_EXERCISE OBJECTIVE_. All the data should come back exactly as it was given.

— begin EXERCISE DATA —

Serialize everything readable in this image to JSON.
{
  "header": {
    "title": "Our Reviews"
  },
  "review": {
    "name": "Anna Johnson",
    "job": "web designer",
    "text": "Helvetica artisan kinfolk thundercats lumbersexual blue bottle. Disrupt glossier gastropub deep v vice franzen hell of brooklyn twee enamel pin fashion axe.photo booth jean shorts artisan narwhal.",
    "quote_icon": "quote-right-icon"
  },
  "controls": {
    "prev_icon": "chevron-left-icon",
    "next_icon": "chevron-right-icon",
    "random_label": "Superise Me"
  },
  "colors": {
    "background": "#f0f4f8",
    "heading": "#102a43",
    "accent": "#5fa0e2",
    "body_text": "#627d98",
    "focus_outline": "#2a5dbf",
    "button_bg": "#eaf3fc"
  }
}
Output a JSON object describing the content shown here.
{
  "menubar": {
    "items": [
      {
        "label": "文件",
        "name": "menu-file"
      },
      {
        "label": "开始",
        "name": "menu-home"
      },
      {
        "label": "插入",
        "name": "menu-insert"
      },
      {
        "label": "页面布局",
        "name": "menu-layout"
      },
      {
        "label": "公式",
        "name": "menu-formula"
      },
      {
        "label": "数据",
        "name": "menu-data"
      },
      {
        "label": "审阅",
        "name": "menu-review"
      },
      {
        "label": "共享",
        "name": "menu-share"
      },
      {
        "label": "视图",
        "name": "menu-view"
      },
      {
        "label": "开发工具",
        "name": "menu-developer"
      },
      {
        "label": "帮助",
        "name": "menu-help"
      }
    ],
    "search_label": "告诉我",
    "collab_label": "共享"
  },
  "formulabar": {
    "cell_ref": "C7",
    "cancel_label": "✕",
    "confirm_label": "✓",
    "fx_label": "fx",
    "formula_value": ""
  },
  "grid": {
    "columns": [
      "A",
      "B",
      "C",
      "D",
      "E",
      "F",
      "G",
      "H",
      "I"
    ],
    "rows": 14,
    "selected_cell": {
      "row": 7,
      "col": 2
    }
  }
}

— end EXERCISE DATA —

_RESULT_.
Serialize everything readable in this image to JSON.
{
  "header": {
    "title": "Our Reviews"
  },
  "review": {
    "name": "Anna Johnson",
    "job": "web designer",
    "text": "Helvetica artisan kinfolk thundercats lumbersexual blue bottle. Disrupt glossier gastropub deep v vice franzen hell of brooklyn twee enamel pin fashion axe.photo booth jean shorts artisan narwhal.",
    "quote_icon": "quote-right-icon"
  },
  "controls": {
    "prev_icon": "chevron-left-icon",
    "next_icon": "chevron-right-icon",
    "random_label": "Superise Me"
  },
  "colors": {
    "background": "#f0f4f8",
    "heading": "#102a43",
    "accent": "#5fa0e2",
    "body_text": "#627d98",
    "focus_outline": "#2a5dbf",
    "button_bg": "#eaf3fc"
  }
}
Output a JSON object describing the content shown here.
{
  "menubar": {
    "items": [
      {
        "label": "文件",
        "name": "menu-file"
      },
      {
        "label": "开始",
        "name": "menu-home"
      },
      {
        "label": "插入",
        "name": "menu-insert"
      },
      {
        "label": "页面布局",
        "name": "menu-layout"
      },
      {
        "label": "公式",
        "name": "menu-formula"
      },
      {
        "label": "数据",
        "name": "menu-data"
      },
      {
        "label": "审阅",
        "name": "menu-review"
      },
      {
        "label": "共享",
        "name": "menu-share"
      },
      {
        "label": "视图",
        "name": "menu-view"
      },
      {
        "label": "开发工具",
        "name": "menu-developer"
      },
      {
        "label": "帮助",
        "name": "menu-help"
      }
    ],
    "search_label": "告诉我",
    "collab_label": "共享"
  },
  "formulabar": {
    "cell_ref": "C7",
    "cancel_label": "✕",
    "confirm_label": "✓",
    "fx_label": "fx",
    "formula_value": ""
  },
  "grid": {
    "columns": [
      "A",
      "B",
      "C",
      "D",
      "E",
      "F",
      "G",
      "H",
      "I"
    ],
    "rows": 14,
    "selected_cell": {
      "row": 7,
      "col": 2
    }
  }
}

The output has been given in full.